◆ GIVEN EXERCISE
Copy every line in the records below that contains the word "panel".
** START OF PROVIDED DATA **
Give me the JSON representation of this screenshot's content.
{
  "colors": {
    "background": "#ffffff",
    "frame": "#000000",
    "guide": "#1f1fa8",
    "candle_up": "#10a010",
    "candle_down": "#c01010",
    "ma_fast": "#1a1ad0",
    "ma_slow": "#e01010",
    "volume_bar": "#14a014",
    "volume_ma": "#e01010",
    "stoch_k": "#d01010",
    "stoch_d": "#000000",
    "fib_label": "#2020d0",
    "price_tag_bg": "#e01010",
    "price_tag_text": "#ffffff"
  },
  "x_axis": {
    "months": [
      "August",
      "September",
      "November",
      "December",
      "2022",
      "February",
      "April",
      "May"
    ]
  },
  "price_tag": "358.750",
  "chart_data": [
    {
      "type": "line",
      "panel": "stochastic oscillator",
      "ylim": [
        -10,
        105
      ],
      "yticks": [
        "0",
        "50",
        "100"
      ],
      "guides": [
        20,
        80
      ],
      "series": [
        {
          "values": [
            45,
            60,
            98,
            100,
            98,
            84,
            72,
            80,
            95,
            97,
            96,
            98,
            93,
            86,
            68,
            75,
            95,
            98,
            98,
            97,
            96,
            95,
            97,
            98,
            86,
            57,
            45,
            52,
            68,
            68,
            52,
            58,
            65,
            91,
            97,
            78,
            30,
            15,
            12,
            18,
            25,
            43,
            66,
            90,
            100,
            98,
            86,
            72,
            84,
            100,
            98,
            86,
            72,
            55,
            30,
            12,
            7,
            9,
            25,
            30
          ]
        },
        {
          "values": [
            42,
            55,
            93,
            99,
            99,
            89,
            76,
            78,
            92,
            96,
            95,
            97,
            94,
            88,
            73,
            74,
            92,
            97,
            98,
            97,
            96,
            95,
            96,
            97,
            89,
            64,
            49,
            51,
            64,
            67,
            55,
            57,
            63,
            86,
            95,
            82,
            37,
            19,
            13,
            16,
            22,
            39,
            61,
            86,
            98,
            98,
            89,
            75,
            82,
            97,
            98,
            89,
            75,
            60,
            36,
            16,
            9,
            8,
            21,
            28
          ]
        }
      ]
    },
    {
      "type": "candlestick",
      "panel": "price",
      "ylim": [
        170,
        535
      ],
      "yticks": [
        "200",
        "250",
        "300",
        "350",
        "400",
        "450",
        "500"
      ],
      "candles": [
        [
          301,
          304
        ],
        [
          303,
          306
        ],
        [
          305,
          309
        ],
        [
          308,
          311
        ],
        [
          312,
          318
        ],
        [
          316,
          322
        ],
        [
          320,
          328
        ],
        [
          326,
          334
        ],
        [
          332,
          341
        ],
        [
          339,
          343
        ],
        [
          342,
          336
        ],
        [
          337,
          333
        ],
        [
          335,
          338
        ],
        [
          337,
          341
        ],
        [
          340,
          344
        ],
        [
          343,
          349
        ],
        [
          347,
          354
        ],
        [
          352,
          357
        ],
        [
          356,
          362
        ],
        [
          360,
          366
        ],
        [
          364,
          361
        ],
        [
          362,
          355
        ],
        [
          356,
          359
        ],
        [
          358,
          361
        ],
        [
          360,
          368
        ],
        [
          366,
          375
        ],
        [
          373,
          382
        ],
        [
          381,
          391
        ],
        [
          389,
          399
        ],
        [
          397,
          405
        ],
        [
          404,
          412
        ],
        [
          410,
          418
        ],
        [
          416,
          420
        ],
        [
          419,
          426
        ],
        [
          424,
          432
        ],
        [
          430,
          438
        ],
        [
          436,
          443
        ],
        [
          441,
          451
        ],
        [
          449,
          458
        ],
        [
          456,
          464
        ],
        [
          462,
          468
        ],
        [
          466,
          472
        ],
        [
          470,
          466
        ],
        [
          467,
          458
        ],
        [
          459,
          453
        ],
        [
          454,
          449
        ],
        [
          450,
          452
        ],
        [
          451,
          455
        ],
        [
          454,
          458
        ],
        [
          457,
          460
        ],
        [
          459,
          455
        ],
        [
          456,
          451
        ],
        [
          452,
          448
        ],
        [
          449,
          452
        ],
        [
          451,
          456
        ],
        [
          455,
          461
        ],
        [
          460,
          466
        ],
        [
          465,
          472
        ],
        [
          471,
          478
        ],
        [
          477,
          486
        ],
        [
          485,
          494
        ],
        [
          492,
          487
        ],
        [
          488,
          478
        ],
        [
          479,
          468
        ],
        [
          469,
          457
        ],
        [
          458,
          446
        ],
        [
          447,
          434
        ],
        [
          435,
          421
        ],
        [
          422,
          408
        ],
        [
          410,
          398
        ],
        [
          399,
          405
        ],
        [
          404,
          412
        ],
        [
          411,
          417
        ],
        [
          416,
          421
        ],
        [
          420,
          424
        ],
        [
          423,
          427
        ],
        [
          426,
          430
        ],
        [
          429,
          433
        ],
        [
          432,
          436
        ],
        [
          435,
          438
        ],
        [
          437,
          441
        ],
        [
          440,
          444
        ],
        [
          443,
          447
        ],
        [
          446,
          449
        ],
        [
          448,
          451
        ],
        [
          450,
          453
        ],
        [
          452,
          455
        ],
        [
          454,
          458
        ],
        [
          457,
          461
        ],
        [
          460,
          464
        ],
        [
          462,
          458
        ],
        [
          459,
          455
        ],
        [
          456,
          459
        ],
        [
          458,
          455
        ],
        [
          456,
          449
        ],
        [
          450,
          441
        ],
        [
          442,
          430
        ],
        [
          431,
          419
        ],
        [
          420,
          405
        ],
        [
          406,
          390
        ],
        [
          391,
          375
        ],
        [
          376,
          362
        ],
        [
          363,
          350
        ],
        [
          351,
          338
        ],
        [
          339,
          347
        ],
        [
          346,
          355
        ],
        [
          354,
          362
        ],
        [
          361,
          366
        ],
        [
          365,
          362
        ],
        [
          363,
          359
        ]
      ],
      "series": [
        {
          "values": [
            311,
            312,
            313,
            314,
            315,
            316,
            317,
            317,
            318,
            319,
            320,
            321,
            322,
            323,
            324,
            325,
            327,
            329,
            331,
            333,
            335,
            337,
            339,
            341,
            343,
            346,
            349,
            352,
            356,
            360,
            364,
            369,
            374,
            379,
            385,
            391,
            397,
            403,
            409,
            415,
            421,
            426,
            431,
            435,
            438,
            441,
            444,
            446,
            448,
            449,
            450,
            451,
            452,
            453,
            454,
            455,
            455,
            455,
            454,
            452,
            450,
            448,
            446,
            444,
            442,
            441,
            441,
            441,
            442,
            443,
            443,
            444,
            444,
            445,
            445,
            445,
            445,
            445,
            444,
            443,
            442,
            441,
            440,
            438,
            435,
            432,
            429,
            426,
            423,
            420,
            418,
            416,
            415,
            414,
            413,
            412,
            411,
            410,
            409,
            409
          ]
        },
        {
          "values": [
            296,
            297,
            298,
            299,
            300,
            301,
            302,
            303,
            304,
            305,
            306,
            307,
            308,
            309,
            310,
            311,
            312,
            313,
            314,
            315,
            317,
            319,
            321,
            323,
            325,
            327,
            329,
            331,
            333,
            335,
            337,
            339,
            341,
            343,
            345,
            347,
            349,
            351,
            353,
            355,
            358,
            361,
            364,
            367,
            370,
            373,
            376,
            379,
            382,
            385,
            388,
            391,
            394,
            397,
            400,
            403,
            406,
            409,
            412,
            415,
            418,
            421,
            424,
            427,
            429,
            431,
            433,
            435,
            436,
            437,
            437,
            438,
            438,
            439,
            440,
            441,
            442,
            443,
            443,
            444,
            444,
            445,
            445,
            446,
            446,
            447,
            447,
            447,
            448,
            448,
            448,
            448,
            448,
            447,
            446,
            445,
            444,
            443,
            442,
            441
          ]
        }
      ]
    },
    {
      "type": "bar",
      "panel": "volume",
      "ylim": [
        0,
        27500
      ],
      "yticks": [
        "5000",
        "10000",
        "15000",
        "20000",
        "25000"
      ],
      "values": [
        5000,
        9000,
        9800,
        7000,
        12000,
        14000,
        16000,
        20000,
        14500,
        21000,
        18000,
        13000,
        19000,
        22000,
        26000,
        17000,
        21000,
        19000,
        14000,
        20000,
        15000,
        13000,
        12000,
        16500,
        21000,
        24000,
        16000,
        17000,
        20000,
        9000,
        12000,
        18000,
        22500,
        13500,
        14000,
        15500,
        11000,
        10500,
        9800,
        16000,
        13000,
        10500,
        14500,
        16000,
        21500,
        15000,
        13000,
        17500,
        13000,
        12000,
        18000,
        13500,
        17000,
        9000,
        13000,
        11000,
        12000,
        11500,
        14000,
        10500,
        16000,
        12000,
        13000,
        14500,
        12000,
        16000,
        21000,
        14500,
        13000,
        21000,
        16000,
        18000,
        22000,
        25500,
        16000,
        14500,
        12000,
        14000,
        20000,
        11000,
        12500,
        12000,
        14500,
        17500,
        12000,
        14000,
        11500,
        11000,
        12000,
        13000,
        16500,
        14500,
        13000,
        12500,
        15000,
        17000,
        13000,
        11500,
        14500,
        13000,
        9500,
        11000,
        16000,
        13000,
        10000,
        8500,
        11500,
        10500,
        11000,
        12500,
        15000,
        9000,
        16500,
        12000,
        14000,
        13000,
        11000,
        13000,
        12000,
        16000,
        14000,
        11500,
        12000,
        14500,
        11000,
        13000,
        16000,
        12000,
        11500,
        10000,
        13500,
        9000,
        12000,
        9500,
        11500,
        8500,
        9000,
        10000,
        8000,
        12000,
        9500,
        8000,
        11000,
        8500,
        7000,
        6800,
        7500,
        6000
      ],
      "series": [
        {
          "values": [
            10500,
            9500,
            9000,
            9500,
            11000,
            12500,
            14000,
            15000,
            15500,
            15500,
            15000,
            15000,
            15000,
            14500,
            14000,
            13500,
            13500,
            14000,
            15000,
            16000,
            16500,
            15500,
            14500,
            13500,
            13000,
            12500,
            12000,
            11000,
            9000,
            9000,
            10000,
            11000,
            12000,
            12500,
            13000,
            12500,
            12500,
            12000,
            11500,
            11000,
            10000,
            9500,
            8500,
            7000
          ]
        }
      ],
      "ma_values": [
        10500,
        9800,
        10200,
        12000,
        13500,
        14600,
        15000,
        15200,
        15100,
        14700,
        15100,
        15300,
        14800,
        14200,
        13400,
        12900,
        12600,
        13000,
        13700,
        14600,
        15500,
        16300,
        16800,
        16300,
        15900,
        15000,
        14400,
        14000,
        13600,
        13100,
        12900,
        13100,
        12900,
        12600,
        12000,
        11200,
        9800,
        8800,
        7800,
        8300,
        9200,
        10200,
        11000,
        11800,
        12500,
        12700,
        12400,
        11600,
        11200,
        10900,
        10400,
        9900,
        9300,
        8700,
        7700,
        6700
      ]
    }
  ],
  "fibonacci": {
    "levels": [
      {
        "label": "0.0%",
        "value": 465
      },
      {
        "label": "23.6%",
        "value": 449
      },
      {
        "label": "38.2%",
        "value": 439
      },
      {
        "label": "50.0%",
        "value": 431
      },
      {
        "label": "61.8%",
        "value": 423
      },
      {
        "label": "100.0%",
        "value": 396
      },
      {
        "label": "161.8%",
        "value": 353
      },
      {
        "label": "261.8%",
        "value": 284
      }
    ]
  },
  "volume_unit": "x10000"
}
** END OF PROVIDED DATA **
◆ RESPONSE TO THE EXERCISE
      "panel": "stochastic oscillator",
      "panel": "price",
      "panel": "volume",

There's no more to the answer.